(RECORDS FOR THIS TASK)
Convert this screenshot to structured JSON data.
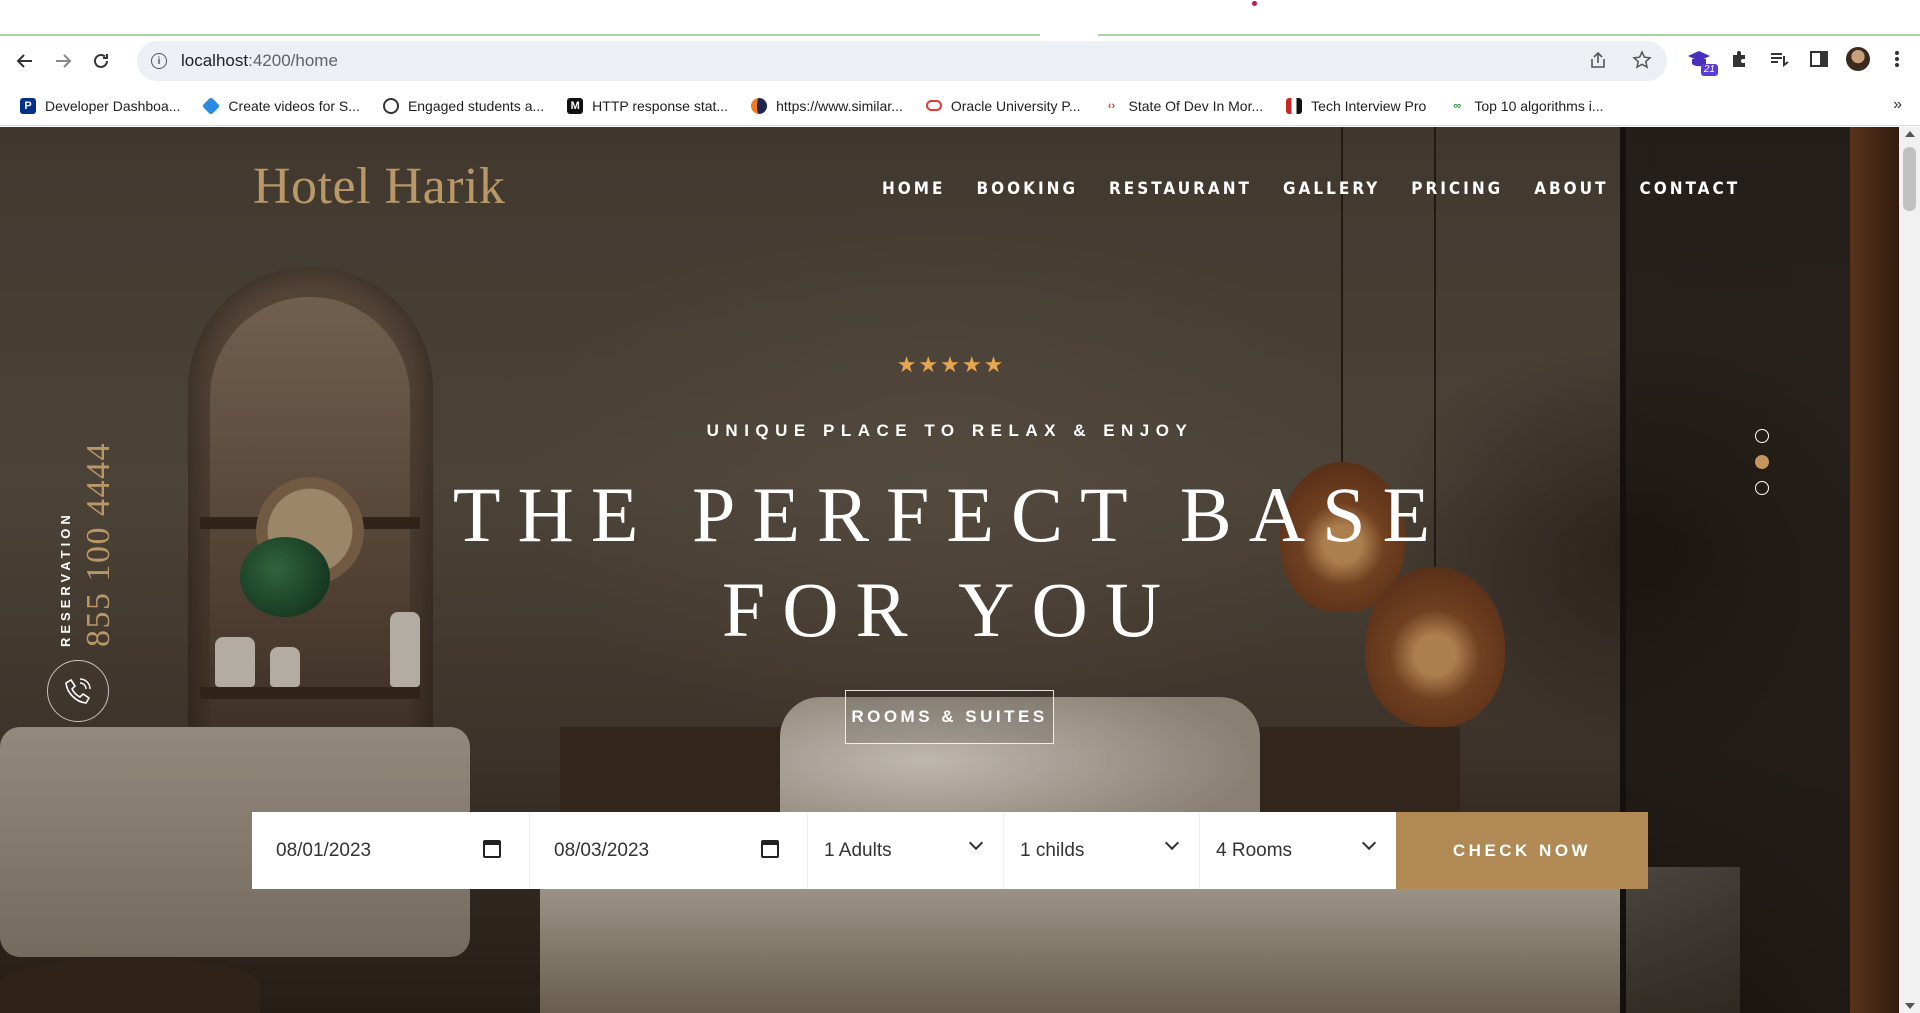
{
  "browser": {
    "url_host": "localhost",
    "url_path": ":4200/home",
    "extension_badge": "21",
    "bookmarks": [
      {
        "label": "Developer Dashboa...",
        "icon": "paypal-icon",
        "color": "#003087"
      },
      {
        "label": "Create videos for S...",
        "icon": "diamond-icon",
        "color": "#2a8be0"
      },
      {
        "label": "Engaged students a...",
        "icon": "globe-icon",
        "color": "#333333"
      },
      {
        "label": "HTTP response stat...",
        "icon": "mdn-icon",
        "color": "#111111"
      },
      {
        "label": "https://www.similar...",
        "icon": "similarweb-icon",
        "color": "#f17a22"
      },
      {
        "label": "Oracle University P...",
        "icon": "oracle-icon",
        "color": "#e53935"
      },
      {
        "label": "State Of Dev In Mor...",
        "icon": "code-icon",
        "color": "#e53935"
      },
      {
        "label": "Tech Interview Pro",
        "icon": "tip-icon",
        "color": "#c62828"
      },
      {
        "label": "Top 10 algorithms i...",
        "icon": "gfg-icon",
        "color": "#2f8d46"
      }
    ]
  },
  "site": {
    "logo": "Hotel Harik",
    "nav": [
      "HOME",
      "BOOKING",
      "RESTAURANT",
      "GALLERY",
      "PRICING",
      "ABOUT",
      "CONTACT"
    ],
    "accent": "#b08955"
  },
  "hero": {
    "stars": "★★★★★",
    "tagline": "UNIQUE PLACE TO RELAX & ENJOY",
    "headline_line1": "THE PERFECT BASE",
    "headline_line2": "FOR YOU",
    "cta": "ROOMS & SUITES",
    "slider_active_index": 1
  },
  "reservation": {
    "label": "RESERVATION",
    "phone": "855 100 4444"
  },
  "booking": {
    "check_in": "08/01/2023",
    "check_out": "08/03/2023",
    "adults": "1 Adults",
    "childs": "1 childs",
    "rooms": "4 Rooms",
    "submit": "CHECK NOW"
  }
}
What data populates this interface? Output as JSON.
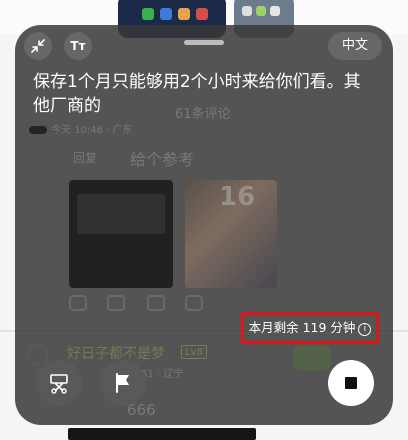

(WHAT TO PRODUCE) Select every line of the records holding the string "JSON".

(RESULT)
Convert this screenshot to structured JSON data.
What data populates this interface? Output as JSON.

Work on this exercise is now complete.